## GOAL
Could you copy every one of the entries below, character for character and line by line?
··· RECORD EXTRACTS ···
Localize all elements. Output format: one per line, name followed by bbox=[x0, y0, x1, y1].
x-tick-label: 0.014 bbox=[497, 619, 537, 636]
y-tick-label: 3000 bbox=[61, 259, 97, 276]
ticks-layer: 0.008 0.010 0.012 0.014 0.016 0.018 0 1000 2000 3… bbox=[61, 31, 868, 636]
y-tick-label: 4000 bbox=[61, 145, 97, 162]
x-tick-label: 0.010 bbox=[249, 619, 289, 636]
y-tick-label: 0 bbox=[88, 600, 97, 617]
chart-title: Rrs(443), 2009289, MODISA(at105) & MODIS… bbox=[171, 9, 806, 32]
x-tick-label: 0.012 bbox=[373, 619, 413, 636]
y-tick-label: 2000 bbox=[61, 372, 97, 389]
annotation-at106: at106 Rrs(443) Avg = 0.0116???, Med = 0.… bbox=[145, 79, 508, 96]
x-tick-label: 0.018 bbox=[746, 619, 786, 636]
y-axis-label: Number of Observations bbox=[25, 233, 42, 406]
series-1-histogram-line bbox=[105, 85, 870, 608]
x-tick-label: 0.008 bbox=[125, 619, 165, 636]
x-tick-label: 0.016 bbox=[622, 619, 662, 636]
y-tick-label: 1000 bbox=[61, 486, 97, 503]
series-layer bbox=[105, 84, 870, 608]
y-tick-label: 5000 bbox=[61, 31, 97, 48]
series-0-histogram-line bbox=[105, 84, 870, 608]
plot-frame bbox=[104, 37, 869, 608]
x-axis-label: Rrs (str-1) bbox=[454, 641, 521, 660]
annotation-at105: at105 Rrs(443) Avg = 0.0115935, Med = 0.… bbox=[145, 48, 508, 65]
···
## RESULT FOR THIS TASK
Localize all elements. Output format: one per line, name followed by bbox=[x0, y0, x1, y1].
x-tick-label: 0.014 bbox=[497, 619, 537, 636]
y-tick-label: 3000 bbox=[61, 259, 97, 276]
ticks-layer: 0.008 0.010 0.012 0.014 0.016 0.018 0 1000 2000 3… bbox=[61, 31, 868, 636]
y-tick-label: 4000 bbox=[61, 145, 97, 162]
x-tick-label: 0.010 bbox=[249, 619, 289, 636]
y-tick-label: 0 bbox=[88, 600, 97, 617]
chart-title: Rrs(443), 2009289, MODISA(at105) & MODIS… bbox=[171, 9, 806, 32]
x-tick-label: 0.012 bbox=[373, 619, 413, 636]
y-tick-label: 2000 bbox=[61, 372, 97, 389]
annotation-at106: at106 Rrs(443) Avg = 0.0116???, Med = 0.… bbox=[145, 79, 508, 96]
x-tick-label: 0.018 bbox=[746, 619, 786, 636]
y-axis-label: Number of Observations bbox=[25, 233, 42, 406]
series-1-histogram-line bbox=[105, 85, 870, 608]
x-tick-label: 0.008 bbox=[125, 619, 165, 636]
x-tick-label: 0.016 bbox=[622, 619, 662, 636]
y-tick-label: 1000 bbox=[61, 486, 97, 503]
series-layer bbox=[105, 84, 870, 608]
y-tick-label: 5000 bbox=[61, 31, 97, 48]
series-0-histogram-line bbox=[105, 84, 870, 608]
plot-frame bbox=[104, 37, 869, 608]
x-axis-label: Rrs (str-1) bbox=[454, 641, 521, 660]
annotation-at105: at105 Rrs(443) Avg = 0.0115935, Med = 0.… bbox=[145, 48, 508, 65]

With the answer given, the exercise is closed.